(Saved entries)
---*---

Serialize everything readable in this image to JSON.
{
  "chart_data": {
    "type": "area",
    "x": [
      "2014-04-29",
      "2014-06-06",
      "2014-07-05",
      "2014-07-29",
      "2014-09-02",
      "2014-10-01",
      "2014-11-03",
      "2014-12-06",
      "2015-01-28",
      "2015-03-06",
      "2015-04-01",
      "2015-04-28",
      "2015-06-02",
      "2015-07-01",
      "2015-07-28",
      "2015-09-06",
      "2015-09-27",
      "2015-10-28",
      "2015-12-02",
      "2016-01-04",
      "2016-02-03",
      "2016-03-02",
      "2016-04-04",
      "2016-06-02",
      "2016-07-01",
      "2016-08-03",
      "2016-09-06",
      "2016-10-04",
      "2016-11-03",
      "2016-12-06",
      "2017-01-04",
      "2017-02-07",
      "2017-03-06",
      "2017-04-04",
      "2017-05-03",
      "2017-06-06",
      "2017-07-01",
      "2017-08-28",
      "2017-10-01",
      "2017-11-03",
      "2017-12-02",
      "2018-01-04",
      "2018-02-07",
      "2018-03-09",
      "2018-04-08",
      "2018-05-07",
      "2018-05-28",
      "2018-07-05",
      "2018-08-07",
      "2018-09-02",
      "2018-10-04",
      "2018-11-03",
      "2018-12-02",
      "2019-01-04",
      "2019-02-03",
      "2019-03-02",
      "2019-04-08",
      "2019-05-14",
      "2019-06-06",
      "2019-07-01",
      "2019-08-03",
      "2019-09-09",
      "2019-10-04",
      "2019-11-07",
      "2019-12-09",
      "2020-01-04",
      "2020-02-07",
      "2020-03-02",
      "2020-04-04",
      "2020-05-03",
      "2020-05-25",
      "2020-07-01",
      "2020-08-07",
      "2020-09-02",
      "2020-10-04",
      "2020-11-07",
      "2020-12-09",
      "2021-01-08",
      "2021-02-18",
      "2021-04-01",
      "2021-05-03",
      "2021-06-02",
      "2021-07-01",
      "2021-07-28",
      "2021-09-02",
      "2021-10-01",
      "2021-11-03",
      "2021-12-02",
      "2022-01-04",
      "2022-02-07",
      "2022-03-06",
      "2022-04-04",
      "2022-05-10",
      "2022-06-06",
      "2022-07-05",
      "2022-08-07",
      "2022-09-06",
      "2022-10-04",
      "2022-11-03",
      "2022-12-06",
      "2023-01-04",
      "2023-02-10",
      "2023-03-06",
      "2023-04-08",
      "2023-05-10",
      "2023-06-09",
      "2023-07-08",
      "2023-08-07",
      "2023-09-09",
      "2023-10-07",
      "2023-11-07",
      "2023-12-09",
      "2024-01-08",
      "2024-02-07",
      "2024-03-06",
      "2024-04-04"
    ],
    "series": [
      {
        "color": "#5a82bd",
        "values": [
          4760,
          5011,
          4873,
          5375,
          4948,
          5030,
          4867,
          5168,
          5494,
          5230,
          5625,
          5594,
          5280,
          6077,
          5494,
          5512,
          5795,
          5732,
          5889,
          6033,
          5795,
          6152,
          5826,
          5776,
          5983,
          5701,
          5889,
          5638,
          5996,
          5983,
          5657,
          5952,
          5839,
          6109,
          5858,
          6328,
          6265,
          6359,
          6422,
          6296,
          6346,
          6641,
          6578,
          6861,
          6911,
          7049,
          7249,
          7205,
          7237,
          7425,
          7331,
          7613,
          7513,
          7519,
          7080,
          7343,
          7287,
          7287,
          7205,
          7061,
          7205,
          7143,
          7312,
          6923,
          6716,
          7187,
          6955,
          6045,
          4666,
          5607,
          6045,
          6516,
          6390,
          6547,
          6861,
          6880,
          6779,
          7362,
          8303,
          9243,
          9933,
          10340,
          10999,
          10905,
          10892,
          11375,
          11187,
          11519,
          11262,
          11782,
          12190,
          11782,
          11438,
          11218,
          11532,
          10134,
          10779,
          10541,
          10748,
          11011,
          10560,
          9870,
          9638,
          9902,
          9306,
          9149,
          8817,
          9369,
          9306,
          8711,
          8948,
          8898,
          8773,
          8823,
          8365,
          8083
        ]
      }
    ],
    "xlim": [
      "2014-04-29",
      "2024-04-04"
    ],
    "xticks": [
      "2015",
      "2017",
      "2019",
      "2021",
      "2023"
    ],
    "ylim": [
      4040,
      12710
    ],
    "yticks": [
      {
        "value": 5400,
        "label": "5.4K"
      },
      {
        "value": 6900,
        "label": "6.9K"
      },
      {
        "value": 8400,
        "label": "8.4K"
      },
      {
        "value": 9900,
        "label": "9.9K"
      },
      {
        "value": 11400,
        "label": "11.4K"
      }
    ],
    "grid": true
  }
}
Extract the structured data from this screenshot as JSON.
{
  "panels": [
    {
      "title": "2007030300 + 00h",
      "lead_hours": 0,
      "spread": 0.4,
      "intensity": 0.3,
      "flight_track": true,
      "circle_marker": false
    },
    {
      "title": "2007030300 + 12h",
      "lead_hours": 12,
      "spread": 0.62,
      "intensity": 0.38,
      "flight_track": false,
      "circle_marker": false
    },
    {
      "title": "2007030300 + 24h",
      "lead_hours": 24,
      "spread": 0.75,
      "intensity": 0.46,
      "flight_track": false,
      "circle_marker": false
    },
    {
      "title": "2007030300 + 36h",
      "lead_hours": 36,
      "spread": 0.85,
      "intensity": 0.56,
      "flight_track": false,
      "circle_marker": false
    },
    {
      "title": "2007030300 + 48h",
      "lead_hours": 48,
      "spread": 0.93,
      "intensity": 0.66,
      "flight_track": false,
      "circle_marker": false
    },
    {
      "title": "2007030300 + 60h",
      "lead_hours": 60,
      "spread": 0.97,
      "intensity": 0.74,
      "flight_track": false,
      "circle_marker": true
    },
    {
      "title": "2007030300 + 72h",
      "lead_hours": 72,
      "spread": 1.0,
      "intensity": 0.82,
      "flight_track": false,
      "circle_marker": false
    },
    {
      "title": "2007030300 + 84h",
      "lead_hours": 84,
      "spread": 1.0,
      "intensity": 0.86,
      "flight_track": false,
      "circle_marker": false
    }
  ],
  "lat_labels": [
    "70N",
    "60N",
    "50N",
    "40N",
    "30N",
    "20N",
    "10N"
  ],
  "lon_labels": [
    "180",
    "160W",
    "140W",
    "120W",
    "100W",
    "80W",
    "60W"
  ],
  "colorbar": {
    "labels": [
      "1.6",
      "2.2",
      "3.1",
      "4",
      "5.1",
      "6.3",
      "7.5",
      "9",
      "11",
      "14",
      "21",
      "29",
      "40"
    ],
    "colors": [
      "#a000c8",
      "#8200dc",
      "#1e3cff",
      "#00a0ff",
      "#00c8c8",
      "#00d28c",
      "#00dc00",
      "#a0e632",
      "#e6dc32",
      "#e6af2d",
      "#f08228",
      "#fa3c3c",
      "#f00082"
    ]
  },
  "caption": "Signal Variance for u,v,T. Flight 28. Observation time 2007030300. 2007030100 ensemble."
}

---*---

→ Direction: What is the number of lines containing "JSON"? Give that number only.

→ Written reply: 2